● **Task requirements**: Check every line of the material below for "Please". Give the number of lines that have it, and only that.

● **Data extract**:

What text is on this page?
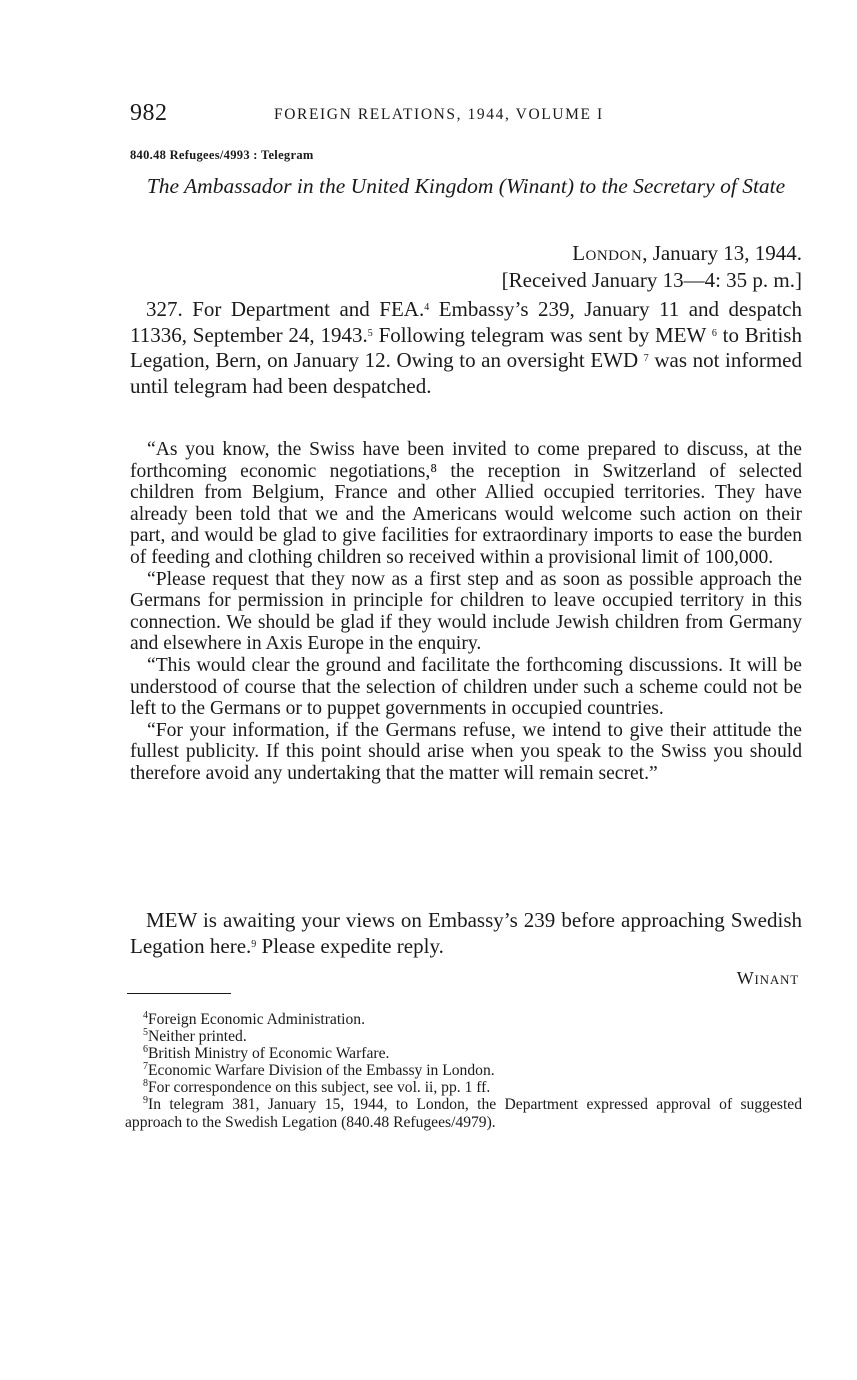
982	FOREIGN RELATIONS, 1944, VOLUME I
840.48 Refugees/4993 : Telegram
The Ambassador in the United Kingdom (Winant) to the Secretary of State
London, January 13, 1944.
[Received January 13—4: 35 p. m.]
327. For Department and FEA.$^4$ Embassy’s 239, January 11 and despatch 11336, September 24, 1943.$^5$ Following telegram was sent by MEW $^6$ to British Legation, Bern, on January 12. Owing to an oversight EWD $^7$ was not informed until telegram had been despatched.

“As you know, the Swiss have been invited to come prepared to discuss, at the forthcoming economic negotiations,⁸ the reception in Switzerland of selected children from Belgium, France and other Allied occupied territories. They have already been told that we and the Americans would welcome such action on their part, and would be glad to give facilities for extraordinary imports to ease the burden of feeding and clothing children so received within a provisional limit of 100,000.

“Please request that they now as a first step and as soon as possible approach the Germans for permission in principle for children to leave occupied territory in this connection. We should be glad if they would include Jewish children from Germany and elsewhere in Axis Europe in the enquiry.

“This would clear the ground and facilitate the forthcoming discussions. It will be understood of course that the selection of children under such a scheme could not be left to the Germans or to puppet governments in occupied countries.

“For your information, if the Germans refuse, we intend to give their attitude the fullest publicity. If this point should arise when you speak to the Swiss you should therefore avoid any undertaking that the matter will remain secret.”

MEW is awaiting your views on Embassy’s 239 before approaching Swedish Legation here.$^9$ Please expedite reply.
Winant

$^4$Foreign Economic Administration.

$^5$Neither printed.

$^6$British Ministry of Economic Warfare.

$^7$Economic Warfare Division of the Embassy in London.

$^8$For correspondence on this subject, see vol. ii, pp. 1 ff.

$^9$In telegram 381, January 15, 1944, to London, the Department expressed approval of suggested approach to the Swedish Legation (840.48 Refugees/4979).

● **Completed exercise**: 2